__Stated problem__
Transcribe the records below exactly.

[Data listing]

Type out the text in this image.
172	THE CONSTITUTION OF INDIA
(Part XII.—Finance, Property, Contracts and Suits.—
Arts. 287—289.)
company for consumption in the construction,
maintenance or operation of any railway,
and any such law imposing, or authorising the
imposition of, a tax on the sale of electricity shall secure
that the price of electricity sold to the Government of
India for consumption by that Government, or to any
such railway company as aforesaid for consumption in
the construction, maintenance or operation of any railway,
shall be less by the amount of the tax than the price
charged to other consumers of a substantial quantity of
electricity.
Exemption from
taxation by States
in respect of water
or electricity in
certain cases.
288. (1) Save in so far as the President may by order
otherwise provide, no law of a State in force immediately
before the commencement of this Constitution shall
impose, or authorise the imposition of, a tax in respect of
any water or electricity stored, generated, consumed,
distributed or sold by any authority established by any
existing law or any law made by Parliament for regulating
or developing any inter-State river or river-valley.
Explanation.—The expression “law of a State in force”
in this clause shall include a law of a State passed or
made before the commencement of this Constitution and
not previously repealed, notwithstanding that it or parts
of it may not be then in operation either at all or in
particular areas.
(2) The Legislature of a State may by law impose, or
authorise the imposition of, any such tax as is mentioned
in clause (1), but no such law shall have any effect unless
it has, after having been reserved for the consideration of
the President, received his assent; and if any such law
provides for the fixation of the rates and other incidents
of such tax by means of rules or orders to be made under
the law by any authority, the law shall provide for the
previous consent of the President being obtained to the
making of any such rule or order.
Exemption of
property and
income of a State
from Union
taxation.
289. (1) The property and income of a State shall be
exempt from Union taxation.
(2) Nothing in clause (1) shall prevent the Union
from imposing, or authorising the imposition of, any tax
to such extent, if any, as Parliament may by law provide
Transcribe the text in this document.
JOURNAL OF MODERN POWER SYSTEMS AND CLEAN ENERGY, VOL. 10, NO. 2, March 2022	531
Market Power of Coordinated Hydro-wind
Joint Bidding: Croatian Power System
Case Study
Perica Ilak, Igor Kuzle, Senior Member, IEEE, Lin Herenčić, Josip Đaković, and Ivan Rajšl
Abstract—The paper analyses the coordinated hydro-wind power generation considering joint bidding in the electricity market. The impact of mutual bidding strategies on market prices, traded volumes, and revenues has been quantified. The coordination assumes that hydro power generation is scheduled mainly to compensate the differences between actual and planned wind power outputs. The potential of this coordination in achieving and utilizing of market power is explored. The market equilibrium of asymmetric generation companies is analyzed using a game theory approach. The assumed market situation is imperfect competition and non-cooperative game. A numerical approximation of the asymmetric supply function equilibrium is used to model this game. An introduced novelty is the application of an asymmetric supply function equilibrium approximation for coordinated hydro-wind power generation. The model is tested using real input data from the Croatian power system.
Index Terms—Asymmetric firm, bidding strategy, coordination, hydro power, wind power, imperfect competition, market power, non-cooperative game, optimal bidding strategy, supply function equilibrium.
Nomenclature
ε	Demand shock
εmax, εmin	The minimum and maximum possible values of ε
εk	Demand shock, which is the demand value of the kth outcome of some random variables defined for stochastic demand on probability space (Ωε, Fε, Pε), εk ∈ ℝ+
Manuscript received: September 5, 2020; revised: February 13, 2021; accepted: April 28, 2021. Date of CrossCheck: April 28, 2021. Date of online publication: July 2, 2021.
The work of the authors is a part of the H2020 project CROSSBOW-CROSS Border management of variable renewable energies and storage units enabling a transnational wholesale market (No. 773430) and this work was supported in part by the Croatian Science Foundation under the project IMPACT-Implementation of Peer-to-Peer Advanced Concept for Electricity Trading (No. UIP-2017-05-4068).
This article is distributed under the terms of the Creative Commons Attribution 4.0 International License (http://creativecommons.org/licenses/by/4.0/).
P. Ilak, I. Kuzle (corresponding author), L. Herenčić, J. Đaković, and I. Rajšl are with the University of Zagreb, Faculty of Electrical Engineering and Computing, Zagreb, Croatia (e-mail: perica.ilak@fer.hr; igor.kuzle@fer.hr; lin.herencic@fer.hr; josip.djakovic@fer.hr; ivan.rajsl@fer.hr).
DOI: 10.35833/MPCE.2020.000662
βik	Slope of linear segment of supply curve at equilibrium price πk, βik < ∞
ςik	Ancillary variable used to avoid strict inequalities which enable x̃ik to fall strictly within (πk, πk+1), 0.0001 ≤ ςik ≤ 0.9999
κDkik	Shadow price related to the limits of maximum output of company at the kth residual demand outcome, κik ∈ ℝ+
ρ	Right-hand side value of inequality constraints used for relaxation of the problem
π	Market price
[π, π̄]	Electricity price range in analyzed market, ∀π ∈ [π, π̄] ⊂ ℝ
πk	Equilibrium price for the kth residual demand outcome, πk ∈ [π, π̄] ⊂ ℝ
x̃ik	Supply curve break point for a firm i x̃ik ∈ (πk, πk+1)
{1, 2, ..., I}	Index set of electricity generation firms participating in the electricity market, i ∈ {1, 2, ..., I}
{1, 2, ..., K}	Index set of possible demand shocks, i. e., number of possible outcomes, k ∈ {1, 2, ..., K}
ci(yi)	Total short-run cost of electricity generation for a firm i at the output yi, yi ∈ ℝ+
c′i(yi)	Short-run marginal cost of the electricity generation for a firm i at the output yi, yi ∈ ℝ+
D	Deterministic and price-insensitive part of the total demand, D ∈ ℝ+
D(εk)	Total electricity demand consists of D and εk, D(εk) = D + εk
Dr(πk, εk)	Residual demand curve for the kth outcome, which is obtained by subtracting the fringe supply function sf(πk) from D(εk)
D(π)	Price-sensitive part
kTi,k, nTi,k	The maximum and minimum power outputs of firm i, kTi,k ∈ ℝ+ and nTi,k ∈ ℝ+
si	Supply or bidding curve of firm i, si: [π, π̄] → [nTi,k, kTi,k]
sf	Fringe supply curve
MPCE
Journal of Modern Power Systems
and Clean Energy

__Written answer__
Type out the text in this image.
172	THE CONSTITUTION OF INDIA
(Part XII.—Finance, Property, Contracts and Suits.—
Arts. 287—289.)
company for consumption in the construction,
maintenance or operation of any railway,
and any such law imposing, or authorising the
imposition of, a tax on the sale of electricity shall secure
that the price of electricity sold to the Government of
India for consumption by that Government, or to any
such railway company as aforesaid for consumption in
the construction, maintenance or operation of any railway,
shall be less by the amount of the tax than the price
charged to other consumers of a substantial quantity of
electricity.
Exemption from
taxation by States
in respect of water
or electricity in
certain cases.
288. (1) Save in so far as the President may by order
otherwise provide, no law of a State in force immediately
before the commencement of this Constitution shall
impose, or authorise the imposition of, a tax in respect of
any water or electricity stored, generated, consumed,
distributed or sold by any authority established by any
existing law or any law made by Parliament for regulating
or developing any inter-State river or river-valley.
Explanation.—The expression “law of a State in force”
in this clause shall include a law of a State passed or
made before the commencement of this Constitution and
not previously repealed, notwithstanding that it or parts
of it may not be then in operation either at all or in
particular areas.
(2) The Legislature of a State may by law impose, or
authorise the imposition of, any such tax as is mentioned
in clause (1), but no such law shall have any effect unless
it has, after having been reserved for the consideration of
the President, received his assent; and if any such law
provides for the fixation of the rates and other incidents
of such tax by means of rules or orders to be made under
the law by any authority, the law shall provide for the
previous consent of the President being obtained to the
making of any such rule or order.
Exemption of
property and
income of a State
from Union
taxation.
289. (1) The property and income of a State shall be
exempt from Union taxation.
(2) Nothing in clause (1) shall prevent the Union
from imposing, or authorising the imposition of, any tax
to such extent, if any, as Parliament may by law provide
Transcribe the text in this document.
JOURNAL OF MODERN POWER SYSTEMS AND CLEAN ENERGY, VOL. 10, NO. 2, March 2022	531
Market Power of Coordinated Hydro-wind
Joint Bidding: Croatian Power System
Case Study
Perica Ilak, Igor Kuzle, Senior Member, IEEE, Lin Herenčić, Josip Đaković, and Ivan Rajšl
Abstract—The paper analyses the coordinated hydro-wind power generation considering joint bidding in the electricity market. The impact of mutual bidding strategies on market prices, traded volumes, and revenues has been quantified. The coordination assumes that hydro power generation is scheduled mainly to compensate the differences between actual and planned wind power outputs. The potential of this coordination in achieving and utilizing of market power is explored. The market equilibrium of asymmetric generation companies is analyzed using a game theory approach. The assumed market situation is imperfect competition and non-cooperative game. A numerical approximation of the asymmetric supply function equilibrium is used to model this game. An introduced novelty is the application of an asymmetric supply function equilibrium approximation for coordinated hydro-wind power generation. The model is tested using real input data from the Croatian power system.
Index Terms—Asymmetric firm, bidding strategy, coordination, hydro power, wind power, imperfect competition, market power, non-cooperative game, optimal bidding strategy, supply function equilibrium.
Nomenclature
ε	Demand shock
εmax, εmin	The minimum and maximum possible values of ε
εk	Demand shock, which is the demand value of the kth outcome of some random variables defined for stochastic demand on probability space (Ωε, Fε, Pε), εk ∈ ℝ+
Manuscript received: September 5, 2020; revised: February 13, 2021; accepted: April 28, 2021. Date of CrossCheck: April 28, 2021. Date of online publication: July 2, 2021.
The work of the authors is a part of the H2020 project CROSSBOW-CROSS Border management of variable renewable energies and storage units enabling a transnational wholesale market (No. 773430) and this work was supported in part by the Croatian Science Foundation under the project IMPACT-Implementation of Peer-to-Peer Advanced Concept for Electricity Trading (No. UIP-2017-05-4068).
This article is distributed under the terms of the Creative Commons Attribution 4.0 International License (http://creativecommons.org/licenses/by/4.0/).
P. Ilak, I. Kuzle (corresponding author), L. Herenčić, J. Đaković, and I. Rajšl are with the University of Zagreb, Faculty of Electrical Engineering and Computing, Zagreb, Croatia (e-mail: perica.ilak@fer.hr; igor.kuzle@fer.hr; lin.herencic@fer.hr; josip.djakovic@fer.hr; ivan.rajsl@fer.hr).
DOI: 10.35833/MPCE.2020.000662
βik	Slope of linear segment of supply curve at equilibrium price πk, βik < ∞
ςik	Ancillary variable used to avoid strict inequalities which enable x̃ik to fall strictly within (πk, πk+1), 0.0001 ≤ ςik ≤ 0.9999
κDkik	Shadow price related to the limits of maximum output of company at the kth residual demand outcome, κik ∈ ℝ+
ρ	Right-hand side value of inequality constraints used for relaxation of the problem
π	Market price
[π, π̄]	Electricity price range in analyzed market, ∀π ∈ [π, π̄] ⊂ ℝ
πk	Equilibrium price for the kth residual demand outcome, πk ∈ [π, π̄] ⊂ ℝ
x̃ik	Supply curve break point for a firm i x̃ik ∈ (πk, πk+1)
{1, 2, ..., I}	Index set of electricity generation firms participating in the electricity market, i ∈ {1, 2, ..., I}
{1, 2, ..., K}	Index set of possible demand shocks, i. e., number of possible outcomes, k ∈ {1, 2, ..., K}
ci(yi)	Total short-run cost of electricity generation for a firm i at the output yi, yi ∈ ℝ+
c′i(yi)	Short-run marginal cost of the electricity generation for a firm i at the output yi, yi ∈ ℝ+
D	Deterministic and price-insensitive part of the total demand, D ∈ ℝ+
D(εk)	Total electricity demand consists of D and εk, D(εk) = D + εk
Dr(πk, εk)	Residual demand curve for the kth outcome, which is obtained by subtracting the fringe supply function sf(πk) from D(εk)
D(π)	Price-sensitive part
kTi,k, nTi,k	The maximum and minimum power outputs of firm i, kTi,k ∈ ℝ+ and nTi,k ∈ ℝ+
si	Supply or bidding curve of firm i, si: [π, π̄] → [nTi,k, kTi,k]
sf	Fringe supply curve
MPCE
Journal of Modern Power Systems
and Clean Energy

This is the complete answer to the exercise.